Supplied passage:
BEGIN
We would like our estimates to be revised, as we applied a country-wide prevalence of the disease among people older than 60 years. This may not be true, depending on the county and the exposure of older people to touchpoints to the virus. This model can inform policymakers of the impact of reactionary policies vs preventative policies. Our model assumes that only people over 60 will take the hospital and ICU beds. In reality, COVID-19 impacts people of all ages, who may also need to be hospitalized. This reduces the capacity of many counties (such as Mitchell, GA) even further. This would lead to the cross between available beds and beds taken by COVID-19 patients to cross even earlier.
END
Activity 1: In the COVID-19 hospital bed passage, which people does the model assume will take the hospital and ICU beds?
Activity 2: Please quote the COVID-19 hospital bed passage from "We would like" to "cross even earlier.".
Answer from the text alone, not the material.

Listed entries:
BEGIN
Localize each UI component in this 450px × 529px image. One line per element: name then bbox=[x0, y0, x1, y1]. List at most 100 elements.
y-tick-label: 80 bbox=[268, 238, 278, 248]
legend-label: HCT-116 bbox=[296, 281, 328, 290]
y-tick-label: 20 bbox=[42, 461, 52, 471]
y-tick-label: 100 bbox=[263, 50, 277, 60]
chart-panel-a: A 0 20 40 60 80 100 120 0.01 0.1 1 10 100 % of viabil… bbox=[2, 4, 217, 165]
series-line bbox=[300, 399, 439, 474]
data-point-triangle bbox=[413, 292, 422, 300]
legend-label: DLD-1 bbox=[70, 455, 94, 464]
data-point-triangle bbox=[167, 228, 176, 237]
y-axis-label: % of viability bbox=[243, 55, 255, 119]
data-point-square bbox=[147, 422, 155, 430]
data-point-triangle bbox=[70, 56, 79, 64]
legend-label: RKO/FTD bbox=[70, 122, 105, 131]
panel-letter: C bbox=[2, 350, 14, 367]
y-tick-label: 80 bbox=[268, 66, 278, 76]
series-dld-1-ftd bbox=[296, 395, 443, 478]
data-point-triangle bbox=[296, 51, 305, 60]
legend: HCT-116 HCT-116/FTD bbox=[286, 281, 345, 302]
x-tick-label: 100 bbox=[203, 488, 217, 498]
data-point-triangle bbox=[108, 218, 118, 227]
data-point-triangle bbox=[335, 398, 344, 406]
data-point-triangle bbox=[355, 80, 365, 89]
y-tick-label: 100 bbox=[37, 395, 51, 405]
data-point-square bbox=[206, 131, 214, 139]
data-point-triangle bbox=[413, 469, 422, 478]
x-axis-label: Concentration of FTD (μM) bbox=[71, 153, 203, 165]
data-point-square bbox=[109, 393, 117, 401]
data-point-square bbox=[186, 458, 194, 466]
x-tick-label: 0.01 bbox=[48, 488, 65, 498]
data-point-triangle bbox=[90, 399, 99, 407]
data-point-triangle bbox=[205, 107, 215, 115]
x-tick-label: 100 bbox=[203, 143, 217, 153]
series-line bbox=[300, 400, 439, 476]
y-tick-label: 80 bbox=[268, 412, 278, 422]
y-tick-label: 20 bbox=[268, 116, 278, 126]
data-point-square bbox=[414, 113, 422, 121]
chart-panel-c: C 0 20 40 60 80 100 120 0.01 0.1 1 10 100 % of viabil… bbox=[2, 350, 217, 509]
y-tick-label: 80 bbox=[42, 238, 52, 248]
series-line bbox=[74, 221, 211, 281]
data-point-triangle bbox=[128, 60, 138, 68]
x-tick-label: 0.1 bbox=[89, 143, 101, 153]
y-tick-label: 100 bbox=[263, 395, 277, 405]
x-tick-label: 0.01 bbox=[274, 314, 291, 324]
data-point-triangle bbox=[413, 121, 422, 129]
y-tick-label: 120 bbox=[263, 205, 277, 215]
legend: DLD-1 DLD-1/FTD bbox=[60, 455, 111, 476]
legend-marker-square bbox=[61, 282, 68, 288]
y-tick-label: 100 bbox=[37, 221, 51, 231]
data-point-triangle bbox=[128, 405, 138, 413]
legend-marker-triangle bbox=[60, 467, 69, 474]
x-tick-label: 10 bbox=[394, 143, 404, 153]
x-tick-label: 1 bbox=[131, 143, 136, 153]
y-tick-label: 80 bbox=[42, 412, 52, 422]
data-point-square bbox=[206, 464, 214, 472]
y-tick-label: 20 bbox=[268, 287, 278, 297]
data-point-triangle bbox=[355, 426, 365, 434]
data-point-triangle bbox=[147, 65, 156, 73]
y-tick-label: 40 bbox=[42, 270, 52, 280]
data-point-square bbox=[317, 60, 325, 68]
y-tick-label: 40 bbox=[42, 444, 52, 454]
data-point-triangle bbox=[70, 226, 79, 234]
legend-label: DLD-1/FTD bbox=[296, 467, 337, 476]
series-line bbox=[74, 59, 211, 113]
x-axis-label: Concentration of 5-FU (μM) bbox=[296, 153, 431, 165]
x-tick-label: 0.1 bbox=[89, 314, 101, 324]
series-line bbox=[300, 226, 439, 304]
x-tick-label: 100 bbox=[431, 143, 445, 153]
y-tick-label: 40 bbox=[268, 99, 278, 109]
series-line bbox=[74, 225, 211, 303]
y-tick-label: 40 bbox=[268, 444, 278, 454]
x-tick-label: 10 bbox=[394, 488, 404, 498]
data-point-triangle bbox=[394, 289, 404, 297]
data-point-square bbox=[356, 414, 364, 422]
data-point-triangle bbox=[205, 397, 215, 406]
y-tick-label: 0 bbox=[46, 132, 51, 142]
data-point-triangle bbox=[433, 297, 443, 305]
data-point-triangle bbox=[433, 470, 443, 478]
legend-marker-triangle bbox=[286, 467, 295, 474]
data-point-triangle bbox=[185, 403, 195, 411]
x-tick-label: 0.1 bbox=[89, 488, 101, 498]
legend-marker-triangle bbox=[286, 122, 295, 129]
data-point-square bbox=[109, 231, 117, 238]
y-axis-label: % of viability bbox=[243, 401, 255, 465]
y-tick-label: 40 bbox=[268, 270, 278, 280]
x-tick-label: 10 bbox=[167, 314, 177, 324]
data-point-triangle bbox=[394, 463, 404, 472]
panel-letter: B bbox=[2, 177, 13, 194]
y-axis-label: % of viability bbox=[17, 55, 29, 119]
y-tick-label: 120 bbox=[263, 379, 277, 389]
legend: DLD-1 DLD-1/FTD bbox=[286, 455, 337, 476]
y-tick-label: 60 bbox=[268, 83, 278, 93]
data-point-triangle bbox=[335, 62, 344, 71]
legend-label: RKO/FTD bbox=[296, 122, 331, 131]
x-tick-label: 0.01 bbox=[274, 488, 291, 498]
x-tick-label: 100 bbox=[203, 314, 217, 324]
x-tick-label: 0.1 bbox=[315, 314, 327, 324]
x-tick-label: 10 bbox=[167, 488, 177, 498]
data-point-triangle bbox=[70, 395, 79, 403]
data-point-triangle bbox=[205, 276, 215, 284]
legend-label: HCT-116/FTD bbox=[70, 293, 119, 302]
END
Answer space 1: Only people over 60.

Answer space 2:
We would like our estimates to be revised, as we applied a country-wide prevalence of the disease among people older than 60 years. This may not be true, depending on the county and the exposure of older people to touchpoints to the virus. This model can inform policymakers of the impact of reactionary policies vs preventative policies. Our model assumes that only people over 60 will take the hospital and ICU beds. In reality, COVID-19 impacts people of all ages, who may also need to be hospitalized. This reduces the capacity of many counties (such as Mitchell, GA) even further. This would lead to the cross between available beds and beds taken by COVID-19 patients to cross even earlier.